> **TASK INSTRUCTIONS**
Write out all of the entries exactly, please.
--- ENTRIES PROVIDED ---
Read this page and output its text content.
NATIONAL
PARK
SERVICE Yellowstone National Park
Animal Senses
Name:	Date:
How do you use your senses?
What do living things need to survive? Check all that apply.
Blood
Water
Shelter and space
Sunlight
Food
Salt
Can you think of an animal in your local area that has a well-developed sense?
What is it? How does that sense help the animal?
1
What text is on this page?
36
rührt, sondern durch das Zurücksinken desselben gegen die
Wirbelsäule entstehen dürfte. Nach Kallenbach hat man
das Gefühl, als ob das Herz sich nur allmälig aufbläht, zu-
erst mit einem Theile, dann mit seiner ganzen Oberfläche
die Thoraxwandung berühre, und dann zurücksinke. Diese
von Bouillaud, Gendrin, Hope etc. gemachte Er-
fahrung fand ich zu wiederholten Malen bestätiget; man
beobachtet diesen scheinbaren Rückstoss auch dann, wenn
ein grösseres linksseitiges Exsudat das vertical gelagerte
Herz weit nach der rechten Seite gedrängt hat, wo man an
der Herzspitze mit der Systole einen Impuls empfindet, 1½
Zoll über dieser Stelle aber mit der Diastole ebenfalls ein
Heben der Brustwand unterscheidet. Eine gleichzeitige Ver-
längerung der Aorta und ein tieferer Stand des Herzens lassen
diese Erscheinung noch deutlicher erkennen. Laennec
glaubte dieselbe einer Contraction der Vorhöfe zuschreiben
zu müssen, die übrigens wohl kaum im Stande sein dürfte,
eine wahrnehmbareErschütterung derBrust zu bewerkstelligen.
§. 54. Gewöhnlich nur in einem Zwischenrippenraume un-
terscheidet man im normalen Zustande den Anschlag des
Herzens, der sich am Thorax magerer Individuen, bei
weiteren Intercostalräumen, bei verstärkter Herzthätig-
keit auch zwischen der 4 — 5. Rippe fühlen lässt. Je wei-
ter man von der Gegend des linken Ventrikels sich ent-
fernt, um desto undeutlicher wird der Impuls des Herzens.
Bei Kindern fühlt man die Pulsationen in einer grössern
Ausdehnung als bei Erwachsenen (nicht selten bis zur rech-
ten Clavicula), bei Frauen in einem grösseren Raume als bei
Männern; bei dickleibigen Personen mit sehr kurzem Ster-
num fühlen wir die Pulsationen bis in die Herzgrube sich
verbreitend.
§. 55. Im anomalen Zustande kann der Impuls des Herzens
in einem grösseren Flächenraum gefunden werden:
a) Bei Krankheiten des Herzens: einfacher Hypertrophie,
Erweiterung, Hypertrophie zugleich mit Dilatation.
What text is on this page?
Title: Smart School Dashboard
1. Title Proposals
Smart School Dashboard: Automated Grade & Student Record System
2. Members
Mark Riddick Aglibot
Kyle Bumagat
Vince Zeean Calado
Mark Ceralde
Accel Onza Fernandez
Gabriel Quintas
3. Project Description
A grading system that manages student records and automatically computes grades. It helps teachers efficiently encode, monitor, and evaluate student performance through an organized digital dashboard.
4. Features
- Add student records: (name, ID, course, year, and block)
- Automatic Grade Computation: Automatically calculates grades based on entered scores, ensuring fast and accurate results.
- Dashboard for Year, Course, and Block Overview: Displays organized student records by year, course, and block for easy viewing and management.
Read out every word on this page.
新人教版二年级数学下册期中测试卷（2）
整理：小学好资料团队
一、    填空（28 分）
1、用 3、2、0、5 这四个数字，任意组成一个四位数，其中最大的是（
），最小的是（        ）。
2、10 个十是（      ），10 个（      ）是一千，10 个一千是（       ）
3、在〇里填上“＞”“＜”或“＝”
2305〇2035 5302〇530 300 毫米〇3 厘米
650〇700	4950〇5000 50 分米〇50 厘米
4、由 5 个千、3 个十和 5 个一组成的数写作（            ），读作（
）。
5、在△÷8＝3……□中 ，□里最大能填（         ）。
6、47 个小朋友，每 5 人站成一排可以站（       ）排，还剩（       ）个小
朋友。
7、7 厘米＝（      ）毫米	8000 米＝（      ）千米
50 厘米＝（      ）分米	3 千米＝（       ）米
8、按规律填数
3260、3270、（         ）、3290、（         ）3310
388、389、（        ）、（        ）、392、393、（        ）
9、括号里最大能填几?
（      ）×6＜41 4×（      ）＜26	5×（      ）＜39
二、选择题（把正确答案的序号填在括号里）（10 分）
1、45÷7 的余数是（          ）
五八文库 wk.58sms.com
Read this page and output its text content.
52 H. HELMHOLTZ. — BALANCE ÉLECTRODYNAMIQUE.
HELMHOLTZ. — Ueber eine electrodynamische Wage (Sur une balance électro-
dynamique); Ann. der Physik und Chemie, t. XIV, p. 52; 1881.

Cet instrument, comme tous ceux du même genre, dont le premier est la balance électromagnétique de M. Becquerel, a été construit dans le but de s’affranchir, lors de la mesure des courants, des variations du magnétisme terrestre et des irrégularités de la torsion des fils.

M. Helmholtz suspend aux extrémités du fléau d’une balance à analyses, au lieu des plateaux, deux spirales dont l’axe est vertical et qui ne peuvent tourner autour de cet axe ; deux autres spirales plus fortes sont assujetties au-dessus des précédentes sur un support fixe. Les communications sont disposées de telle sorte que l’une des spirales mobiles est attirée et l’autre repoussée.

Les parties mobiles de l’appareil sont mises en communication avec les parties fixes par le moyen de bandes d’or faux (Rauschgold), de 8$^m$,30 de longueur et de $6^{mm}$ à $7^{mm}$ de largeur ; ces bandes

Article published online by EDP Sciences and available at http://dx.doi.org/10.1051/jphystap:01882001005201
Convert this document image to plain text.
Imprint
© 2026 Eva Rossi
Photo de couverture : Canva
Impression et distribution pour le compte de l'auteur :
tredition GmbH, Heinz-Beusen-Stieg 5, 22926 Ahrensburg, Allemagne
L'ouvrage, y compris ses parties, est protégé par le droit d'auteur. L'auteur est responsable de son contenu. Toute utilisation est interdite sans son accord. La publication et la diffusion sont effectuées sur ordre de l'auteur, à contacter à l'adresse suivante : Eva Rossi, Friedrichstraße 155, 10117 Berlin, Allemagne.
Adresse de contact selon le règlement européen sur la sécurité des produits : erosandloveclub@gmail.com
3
---
> **OUTPUT FOR THIS TASK**
Read this page and output its text content.
NATIONAL
PARK
SERVICE Yellowstone National Park
Animal Senses
Name:	Date:
How do you use your senses?
What do living things need to survive? Check all that apply.
Blood
Water
Shelter and space
Sunlight
Food
Salt
Can you think of an animal in your local area that has a well-developed sense?
What is it? How does that sense help the animal?
1
What text is on this page?
36
rührt, sondern durch das Zurücksinken desselben gegen die
Wirbelsäule entstehen dürfte. Nach Kallenbach hat man
das Gefühl, als ob das Herz sich nur allmälig aufbläht, zu-
erst mit einem Theile, dann mit seiner ganzen Oberfläche
die Thoraxwandung berühre, und dann zurücksinke. Diese
von Bouillaud, Gendrin, Hope etc. gemachte Er-
fahrung fand ich zu wiederholten Malen bestätiget; man
beobachtet diesen scheinbaren Rückstoss auch dann, wenn
ein grösseres linksseitiges Exsudat das vertical gelagerte
Herz weit nach der rechten Seite gedrängt hat, wo man an
der Herzspitze mit der Systole einen Impuls empfindet, 1½
Zoll über dieser Stelle aber mit der Diastole ebenfalls ein
Heben der Brustwand unterscheidet. Eine gleichzeitige Ver-
längerung der Aorta und ein tieferer Stand des Herzens lassen
diese Erscheinung noch deutlicher erkennen. Laennec
glaubte dieselbe einer Contraction der Vorhöfe zuschreiben
zu müssen, die übrigens wohl kaum im Stande sein dürfte,
eine wahrnehmbareErschütterung derBrust zu bewerkstelligen.
§. 54. Gewöhnlich nur in einem Zwischenrippenraume un-
terscheidet man im normalen Zustande den Anschlag des
Herzens, der sich am Thorax magerer Individuen, bei
weiteren Intercostalräumen, bei verstärkter Herzthätig-
keit auch zwischen der 4 — 5. Rippe fühlen lässt. Je wei-
ter man von der Gegend des linken Ventrikels sich ent-
fernt, um desto undeutlicher wird der Impuls des Herzens.
Bei Kindern fühlt man die Pulsationen in einer grössern
Ausdehnung als bei Erwachsenen (nicht selten bis zur rech-
ten Clavicula), bei Frauen in einem grösseren Raume als bei
Männern; bei dickleibigen Personen mit sehr kurzem Ster-
num fühlen wir die Pulsationen bis in die Herzgrube sich
verbreitend.
§. 55. Im anomalen Zustande kann der Impuls des Herzens
in einem grösseren Flächenraum gefunden werden:
a) Bei Krankheiten des Herzens: einfacher Hypertrophie,
Erweiterung, Hypertrophie zugleich mit Dilatation.
What text is on this page?
Title: Smart School Dashboard
1. Title Proposals
Smart School Dashboard: Automated Grade & Student Record System
2. Members
Mark Riddick Aglibot
Kyle Bumagat
Vince Zeean Calado
Mark Ceralde
Accel Onza Fernandez
Gabriel Quintas
3. Project Description
A grading system that manages student records and automatically computes grades. It helps teachers efficiently encode, monitor, and evaluate student performance through an organized digital dashboard.
4. Features
- Add student records: (name, ID, course, year, and block)
- Automatic Grade Computation: Automatically calculates grades based on entered scores, ensuring fast and accurate results.
- Dashboard for Year, Course, and Block Overview: Displays organized student records by year, course, and block for easy viewing and management.
Read out every word on this page.
新人教版二年级数学下册期中测试卷（2）
整理：小学好资料团队
一、    填空（28 分）
1、用 3、2、0、5 这四个数字，任意组成一个四位数，其中最大的是（
），最小的是（        ）。
2、10 个十是（      ），10 个（      ）是一千，10 个一千是（       ）
3、在〇里填上“＞”“＜”或“＝”
2305〇2035 5302〇530 300 毫米〇3 厘米
650〇700	4950〇5000 50 分米〇50 厘米
4、由 5 个千、3 个十和 5 个一组成的数写作（            ），读作（
）。
5、在△÷8＝3……□中 ，□里最大能填（         ）。
6、47 个小朋友，每 5 人站成一排可以站（       ）排，还剩（       ）个小
朋友。
7、7 厘米＝（      ）毫米	8000 米＝（      ）千米
50 厘米＝（      ）分米	3 千米＝（       ）米
8、按规律填数
3260、3270、（         ）、3290、（         ）3310
388、389、（        ）、（        ）、392、393、（        ）
9、括号里最大能填几?
（      ）×6＜41 4×（      ）＜26	5×（      ）＜39
二、选择题（把正确答案的序号填在括号里）（10 分）
1、45÷7 的余数是（          ）
五八文库 wk.58sms.com
Read this page and output its text content.
52 H. HELMHOLTZ. — BALANCE ÉLECTRODYNAMIQUE.
HELMHOLTZ. — Ueber eine electrodynamische Wage (Sur une balance électro-
dynamique); Ann. der Physik und Chemie, t. XIV, p. 52; 1881.

Cet instrument, comme tous ceux du même genre, dont le premier est la balance électromagnétique de M. Becquerel, a été construit dans le but de s’affranchir, lors de la mesure des courants, des variations du magnétisme terrestre et des irrégularités de la torsion des fils.

M. Helmholtz suspend aux extrémités du fléau d’une balance à analyses, au lieu des plateaux, deux spirales dont l’axe est vertical et qui ne peuvent tourner autour de cet axe ; deux autres spirales plus fortes sont assujetties au-dessus des précédentes sur un support fixe. Les communications sont disposées de telle sorte que l’une des spirales mobiles est attirée et l’autre repoussée.

Les parties mobiles de l’appareil sont mises en communication avec les parties fixes par le moyen de bandes d’or faux (Rauschgold), de 8$^m$,30 de longueur et de $6^{mm}$ à $7^{mm}$ de largeur ; ces bandes

Article published online by EDP Sciences and available at http://dx.doi.org/10.1051/jphystap:01882001005201
Convert this document image to plain text.
Imprint
© 2026 Eva Rossi
Photo de couverture : Canva
Impression et distribution pour le compte de l'auteur :
tredition GmbH, Heinz-Beusen-Stieg 5, 22926 Ahrensburg, Allemagne
L'ouvrage, y compris ses parties, est protégé par le droit d'auteur. L'auteur est responsable de son contenu. Toute utilisation est interdite sans son accord. La publication et la diffusion sont effectuées sur ordre de l'auteur, à contacter à l'adresse suivante : Eva Rossi, Friedrichstraße 155, 10117 Berlin, Allemagne.
Adresse de contact selon le règlement européen sur la sécurité des produits : erosandloveclub@gmail.com
3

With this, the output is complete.